What this task involves: Locate each line below that includes "count" and reproduce it.

[Entries from a dataset]
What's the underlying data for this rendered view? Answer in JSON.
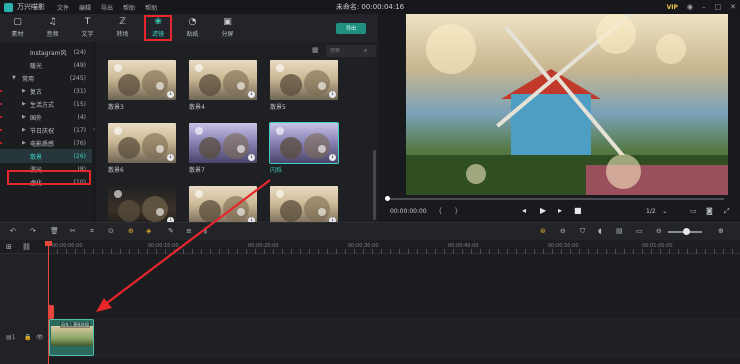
{
  "app": {
    "name": "万兴喵影",
    "doc_title": "未命名: 00:00:04:16",
    "vip_badge": "VIP"
  },
  "menu": [
    "文件",
    "编辑",
    "导出",
    "帮助",
    "帮助"
  ],
  "toolbar": {
    "tabs": [
      {
        "label": "素材",
        "icon": "media-icon"
      },
      {
        "label": "音频",
        "icon": "music-icon"
      },
      {
        "label": "文字",
        "icon": "text-icon"
      },
      {
        "label": "转场",
        "icon": "transition-icon"
      },
      {
        "label": "滤镜",
        "icon": "filter-icon",
        "active": true
      },
      {
        "label": "贴纸",
        "icon": "sticker-icon"
      },
      {
        "label": "分屏",
        "icon": "split-screen-icon"
      }
    ],
    "export_label": "导出"
  },
  "categories": [
    {
      "name": "Instagram风",
      "count": "(24)",
      "indent": 1
    },
    {
      "name": "暖光",
      "count": "(49)",
      "indent": 1
    },
    {
      "name": "常用",
      "count": "(245)",
      "indent": 0,
      "expanded": true
    },
    {
      "name": "复古",
      "count": "(31)",
      "indent": 2
    },
    {
      "name": "生活方式",
      "count": "(15)",
      "indent": 2
    },
    {
      "name": "国外",
      "count": "(4)",
      "indent": 2
    },
    {
      "name": "节日庆祝",
      "count": "(17)",
      "indent": 2
    },
    {
      "name": "电影质感",
      "count": "(76)",
      "indent": 2
    },
    {
      "name": "散景",
      "count": "(26)",
      "indent": 1,
      "selected": true
    },
    {
      "name": "漏光",
      "count": "(8)",
      "indent": 1
    },
    {
      "name": "虚化",
      "count": "(10)",
      "indent": 1
    }
  ],
  "search": {
    "placeholder": "搜索"
  },
  "thumbnails": [
    {
      "name": "散景3"
    },
    {
      "name": "散景4"
    },
    {
      "name": "散景5"
    },
    {
      "name": "散景6"
    },
    {
      "name": "散景7"
    },
    {
      "name": "闪烁",
      "selected": true
    },
    {
      "name": ""
    },
    {
      "name": ""
    },
    {
      "name": ""
    }
  ],
  "player": {
    "timecode": "00:00:00:00",
    "ratio": "1/2",
    "progress": 0
  },
  "ruler": {
    "labels": [
      "00:00:00:00",
      "00:00:10:00",
      "00:00:20:00",
      "00:00:30:00",
      "00:00:40:00",
      "00:00:50:00",
      "00:01:00:00"
    ]
  },
  "timeline": {
    "clip_label": "风车 | 漂亮花园"
  },
  "colors": {
    "accent": "#3dd0c4",
    "highlight": "#e8262b",
    "playhead": "#e8453c"
  }
}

Written response:
      "count": "(24)",
      "count": "(49)",
      "count": "(245)",
      "count": "(31)",
      "count": "(15)",
      "count": "(4)",
      "count": "(17)",
      "count": "(76)",
      "count": "(26)",
      "count": "(8)",
      "count": "(10)",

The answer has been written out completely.